Copy out the LoRa compression passage, everything from "Scenario 01 analyzes" down to "in Table 2.", substituting "payload caps" for each "payload limits".

TEXT EXCERPT:
□ □ □
The LoRa nodes were configured with the same radio parameters used in the previous scenarios: carrier frequency of 915 MHz, transmit power set to 23 dBm, and bandwidth of 125 kHz. Two spreading-factor and coding-rate combinations were evaluated: spreading factor 7 with coding rate 4/5 and spreading factor 12 with coding rate 4/8, implemented in the modem configurations Bw125Cr45Sf128 and Bw125Cr48Sf4096, respectively. The receiver operated with automatic gain control (AGC) enabled, allowing the radio chip to dynamically adjust its gain based on the received signal level. For each configuration, packets containing compressed groups of messages and packets carrying the corresponding uncompressed messages were transmitted, and the number of successfully received packets was recorded to assess whether compression and message batching affect packet loss under practical LoRa link conditions. The partitioning of cases into packets with accumulated and then compressed messages, packets with immediately transmitted uncompressed messages, and packets with accumulated but uncompressed messages, as well as the total number of packets sent in each case, followed the same comparison methodology illustrated in Figure 3. The number of packets sent was based on the results from Scenario 01, which showed the maximum number of messages that, once compressed, fit into a single SF7 packet and a single SF12 packet.
The source code is publicly available on the project’s repository at GitHub https://github.com/Rafa-Laureano/Aplicacao-de-Compressao-de-Dados-em-Redes-LoRa (accessed on 15 October 2025).

4. Experimental Results and Discussion

This section presents and discusses the results obtained for the three scenarios described in Section 3, with each scenario evaluated independently.

4.1. Scenario 01: Compression Rate and Time Analysis

Scenario 01 analyzes the compressed output size message, average compression rate, and time, and the number of compressed messages that fit into LoRa packets using SF7 and SF12 across different data types. Each algorithm was applied to compress varying numbers of grouped messages, and the output sizes were recorded (Figure 6a–c). The payload limits for SF7 (222 bytes) and SF12 (51 bytes) are shown as solid black and pink lines, respectively. Compression rates were calculated using Equation (1) (Figure 6d–f), and average compression times were measured (Figure 6g–i), both limited to the maximum number of compressed messages that fit within a 222-byte LoRa packet. The time axis is logarithmic to better visualize the curve’s behavior. Finally, the number of messages each algorithm can compress into 222-byte (SF7) and 51-byte (SF12) payloads is shown in Table 2.
□ □ □
DATA PROVIDED:
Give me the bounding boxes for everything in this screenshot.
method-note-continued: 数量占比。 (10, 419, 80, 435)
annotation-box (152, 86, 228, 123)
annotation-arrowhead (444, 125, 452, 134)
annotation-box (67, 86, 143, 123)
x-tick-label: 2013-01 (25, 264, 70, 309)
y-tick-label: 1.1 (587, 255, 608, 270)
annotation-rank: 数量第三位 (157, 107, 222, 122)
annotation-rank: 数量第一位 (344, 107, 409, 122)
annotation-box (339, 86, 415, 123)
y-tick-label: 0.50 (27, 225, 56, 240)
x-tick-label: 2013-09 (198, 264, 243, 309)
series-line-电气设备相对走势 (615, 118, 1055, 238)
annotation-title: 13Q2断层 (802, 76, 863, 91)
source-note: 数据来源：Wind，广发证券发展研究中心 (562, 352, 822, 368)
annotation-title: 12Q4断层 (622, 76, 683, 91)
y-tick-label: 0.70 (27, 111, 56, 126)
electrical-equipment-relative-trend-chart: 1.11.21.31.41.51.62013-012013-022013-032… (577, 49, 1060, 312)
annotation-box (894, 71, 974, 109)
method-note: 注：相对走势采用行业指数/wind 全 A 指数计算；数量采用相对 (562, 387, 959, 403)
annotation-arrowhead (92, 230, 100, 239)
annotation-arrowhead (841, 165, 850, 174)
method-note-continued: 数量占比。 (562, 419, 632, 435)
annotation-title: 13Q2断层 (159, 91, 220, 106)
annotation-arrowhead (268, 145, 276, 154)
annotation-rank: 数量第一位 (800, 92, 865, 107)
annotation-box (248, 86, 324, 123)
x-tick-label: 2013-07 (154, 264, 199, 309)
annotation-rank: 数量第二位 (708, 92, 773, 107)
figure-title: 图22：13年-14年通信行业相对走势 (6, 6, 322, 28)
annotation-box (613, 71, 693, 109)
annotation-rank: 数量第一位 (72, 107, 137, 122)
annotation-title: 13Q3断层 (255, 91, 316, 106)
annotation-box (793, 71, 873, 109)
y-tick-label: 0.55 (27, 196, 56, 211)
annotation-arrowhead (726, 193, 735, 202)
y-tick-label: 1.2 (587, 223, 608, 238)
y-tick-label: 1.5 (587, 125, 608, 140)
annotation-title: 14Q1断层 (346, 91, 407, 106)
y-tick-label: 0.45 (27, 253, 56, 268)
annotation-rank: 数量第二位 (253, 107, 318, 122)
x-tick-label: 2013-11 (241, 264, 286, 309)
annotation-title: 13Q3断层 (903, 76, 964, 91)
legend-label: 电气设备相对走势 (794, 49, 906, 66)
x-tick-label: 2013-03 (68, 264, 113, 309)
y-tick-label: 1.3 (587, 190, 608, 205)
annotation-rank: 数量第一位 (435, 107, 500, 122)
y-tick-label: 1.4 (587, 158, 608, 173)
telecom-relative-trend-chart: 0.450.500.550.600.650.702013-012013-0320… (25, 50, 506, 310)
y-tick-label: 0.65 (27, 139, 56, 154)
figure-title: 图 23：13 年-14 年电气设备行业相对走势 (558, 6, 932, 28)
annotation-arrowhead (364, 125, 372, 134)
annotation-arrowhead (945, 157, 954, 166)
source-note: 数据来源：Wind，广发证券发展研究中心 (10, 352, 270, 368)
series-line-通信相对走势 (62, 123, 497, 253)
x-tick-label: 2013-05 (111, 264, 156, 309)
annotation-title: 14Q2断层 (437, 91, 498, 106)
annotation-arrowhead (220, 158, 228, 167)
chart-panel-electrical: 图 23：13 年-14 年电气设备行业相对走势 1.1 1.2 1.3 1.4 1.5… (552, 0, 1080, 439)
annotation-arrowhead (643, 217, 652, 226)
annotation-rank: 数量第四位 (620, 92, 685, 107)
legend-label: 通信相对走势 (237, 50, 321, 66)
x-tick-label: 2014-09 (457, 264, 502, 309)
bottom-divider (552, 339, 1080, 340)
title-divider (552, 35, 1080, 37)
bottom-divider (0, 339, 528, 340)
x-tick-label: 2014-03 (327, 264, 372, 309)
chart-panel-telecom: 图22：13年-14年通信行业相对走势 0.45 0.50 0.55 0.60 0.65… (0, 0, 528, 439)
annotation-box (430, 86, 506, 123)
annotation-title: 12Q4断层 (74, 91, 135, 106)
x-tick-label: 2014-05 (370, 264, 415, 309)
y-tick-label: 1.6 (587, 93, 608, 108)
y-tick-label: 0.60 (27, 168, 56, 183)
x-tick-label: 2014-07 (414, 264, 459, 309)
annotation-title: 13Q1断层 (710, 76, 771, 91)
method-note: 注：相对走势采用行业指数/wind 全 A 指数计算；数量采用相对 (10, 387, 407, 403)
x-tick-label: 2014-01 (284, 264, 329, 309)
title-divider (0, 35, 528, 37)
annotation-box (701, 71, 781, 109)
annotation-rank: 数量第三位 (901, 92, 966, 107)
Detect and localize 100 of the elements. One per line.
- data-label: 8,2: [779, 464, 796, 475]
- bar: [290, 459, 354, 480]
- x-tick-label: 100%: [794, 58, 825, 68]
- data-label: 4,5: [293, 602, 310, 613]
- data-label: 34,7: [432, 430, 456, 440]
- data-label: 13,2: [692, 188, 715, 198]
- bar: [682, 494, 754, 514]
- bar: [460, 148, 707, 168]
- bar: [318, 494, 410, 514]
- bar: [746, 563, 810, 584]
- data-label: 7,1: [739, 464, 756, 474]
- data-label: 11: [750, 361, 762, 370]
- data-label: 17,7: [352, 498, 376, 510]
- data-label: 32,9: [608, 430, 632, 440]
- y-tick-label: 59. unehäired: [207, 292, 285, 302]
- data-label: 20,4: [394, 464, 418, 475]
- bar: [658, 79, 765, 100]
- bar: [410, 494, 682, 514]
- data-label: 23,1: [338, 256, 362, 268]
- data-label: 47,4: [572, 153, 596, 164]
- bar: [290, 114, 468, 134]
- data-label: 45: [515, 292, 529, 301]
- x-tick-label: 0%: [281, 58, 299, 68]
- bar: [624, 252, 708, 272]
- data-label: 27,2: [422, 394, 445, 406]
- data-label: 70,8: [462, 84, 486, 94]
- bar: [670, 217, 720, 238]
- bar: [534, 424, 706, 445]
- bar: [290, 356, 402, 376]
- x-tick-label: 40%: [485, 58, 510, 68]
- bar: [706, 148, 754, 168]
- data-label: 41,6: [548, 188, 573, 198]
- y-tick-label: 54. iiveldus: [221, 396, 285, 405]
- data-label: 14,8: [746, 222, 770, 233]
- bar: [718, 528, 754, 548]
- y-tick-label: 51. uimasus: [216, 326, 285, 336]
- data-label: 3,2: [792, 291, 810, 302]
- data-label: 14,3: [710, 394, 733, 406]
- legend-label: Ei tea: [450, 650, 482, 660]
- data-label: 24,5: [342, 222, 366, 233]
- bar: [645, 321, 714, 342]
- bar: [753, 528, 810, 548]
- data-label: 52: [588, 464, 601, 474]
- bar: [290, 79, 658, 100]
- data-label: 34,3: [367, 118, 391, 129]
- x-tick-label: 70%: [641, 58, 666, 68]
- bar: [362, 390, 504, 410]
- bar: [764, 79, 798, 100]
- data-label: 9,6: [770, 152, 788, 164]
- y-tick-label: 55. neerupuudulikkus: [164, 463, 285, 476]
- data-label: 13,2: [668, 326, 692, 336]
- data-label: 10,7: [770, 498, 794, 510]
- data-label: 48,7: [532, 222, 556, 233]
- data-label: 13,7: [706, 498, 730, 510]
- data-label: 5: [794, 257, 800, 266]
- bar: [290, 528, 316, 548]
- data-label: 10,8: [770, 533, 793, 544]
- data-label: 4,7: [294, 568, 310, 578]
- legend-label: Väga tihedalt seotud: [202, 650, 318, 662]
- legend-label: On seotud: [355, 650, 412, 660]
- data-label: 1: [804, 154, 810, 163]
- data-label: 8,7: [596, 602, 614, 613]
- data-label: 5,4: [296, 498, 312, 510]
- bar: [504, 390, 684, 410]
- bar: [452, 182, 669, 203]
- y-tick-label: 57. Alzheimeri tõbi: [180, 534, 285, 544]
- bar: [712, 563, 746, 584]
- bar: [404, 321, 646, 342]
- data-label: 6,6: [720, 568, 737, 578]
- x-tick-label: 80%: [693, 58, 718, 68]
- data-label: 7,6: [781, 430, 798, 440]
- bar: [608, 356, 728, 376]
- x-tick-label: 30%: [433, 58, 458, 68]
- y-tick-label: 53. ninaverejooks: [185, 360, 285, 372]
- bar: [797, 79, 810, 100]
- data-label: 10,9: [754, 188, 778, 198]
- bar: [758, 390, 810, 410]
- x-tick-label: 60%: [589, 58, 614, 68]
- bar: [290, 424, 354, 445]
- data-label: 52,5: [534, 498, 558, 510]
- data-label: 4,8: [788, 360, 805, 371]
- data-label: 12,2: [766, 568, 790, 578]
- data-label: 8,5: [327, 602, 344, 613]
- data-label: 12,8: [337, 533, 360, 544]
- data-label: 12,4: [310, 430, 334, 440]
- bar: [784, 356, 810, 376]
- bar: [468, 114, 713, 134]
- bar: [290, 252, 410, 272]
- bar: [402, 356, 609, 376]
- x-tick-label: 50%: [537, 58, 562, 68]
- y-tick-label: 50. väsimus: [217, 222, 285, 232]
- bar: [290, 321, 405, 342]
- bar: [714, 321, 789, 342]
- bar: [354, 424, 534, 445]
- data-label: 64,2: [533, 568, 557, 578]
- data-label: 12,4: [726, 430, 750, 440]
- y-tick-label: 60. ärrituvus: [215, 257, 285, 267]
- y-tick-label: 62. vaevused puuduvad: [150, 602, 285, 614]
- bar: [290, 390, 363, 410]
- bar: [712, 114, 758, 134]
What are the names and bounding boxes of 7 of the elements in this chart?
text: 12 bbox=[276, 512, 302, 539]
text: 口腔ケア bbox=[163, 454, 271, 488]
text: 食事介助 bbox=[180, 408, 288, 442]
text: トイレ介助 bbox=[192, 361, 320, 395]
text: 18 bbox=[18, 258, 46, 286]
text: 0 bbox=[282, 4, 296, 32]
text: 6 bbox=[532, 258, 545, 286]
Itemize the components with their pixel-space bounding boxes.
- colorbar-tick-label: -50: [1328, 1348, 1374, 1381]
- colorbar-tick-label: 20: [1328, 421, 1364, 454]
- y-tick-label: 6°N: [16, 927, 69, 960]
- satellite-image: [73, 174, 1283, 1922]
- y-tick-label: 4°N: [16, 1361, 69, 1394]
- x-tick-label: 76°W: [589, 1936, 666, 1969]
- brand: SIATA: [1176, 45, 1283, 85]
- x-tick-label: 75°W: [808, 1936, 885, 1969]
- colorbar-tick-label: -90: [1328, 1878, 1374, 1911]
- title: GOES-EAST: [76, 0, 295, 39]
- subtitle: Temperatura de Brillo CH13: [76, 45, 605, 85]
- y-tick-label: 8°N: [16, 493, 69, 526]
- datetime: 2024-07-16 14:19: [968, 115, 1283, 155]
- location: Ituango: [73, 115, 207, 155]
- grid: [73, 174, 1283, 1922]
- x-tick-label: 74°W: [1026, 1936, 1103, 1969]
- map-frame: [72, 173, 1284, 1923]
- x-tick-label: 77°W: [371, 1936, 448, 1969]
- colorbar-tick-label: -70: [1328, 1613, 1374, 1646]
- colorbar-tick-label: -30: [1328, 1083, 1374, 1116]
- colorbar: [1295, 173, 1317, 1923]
□ □ □
PROBLEM SOLUTION:
Scenario 01 analyzes the compressed output size message, average compression rate, and time, and the number of compressed messages that fit into LoRa packets using SF7 and SF12 across different data types. Each algorithm was applied to compress varying numbers of grouped messages, and the output sizes were recorded (Figure 6a–c). The payload caps for SF7 (222 bytes) and SF12 (51 bytes) are shown as solid black and pink lines, respectively. Compression rates were calculated using Equation (1) (Figure 6d–f), and average compression times were measured (Figure 6g–i), both limited to the maximum number of compressed messages that fit within a 222-byte LoRa packet. The time axis is logarithmic to better visualize the curve’s behavior. Finally, the number of messages each algorithm can compress into 222-byte (SF7) and 51-byte (SF12) payloads is shown in Table 2.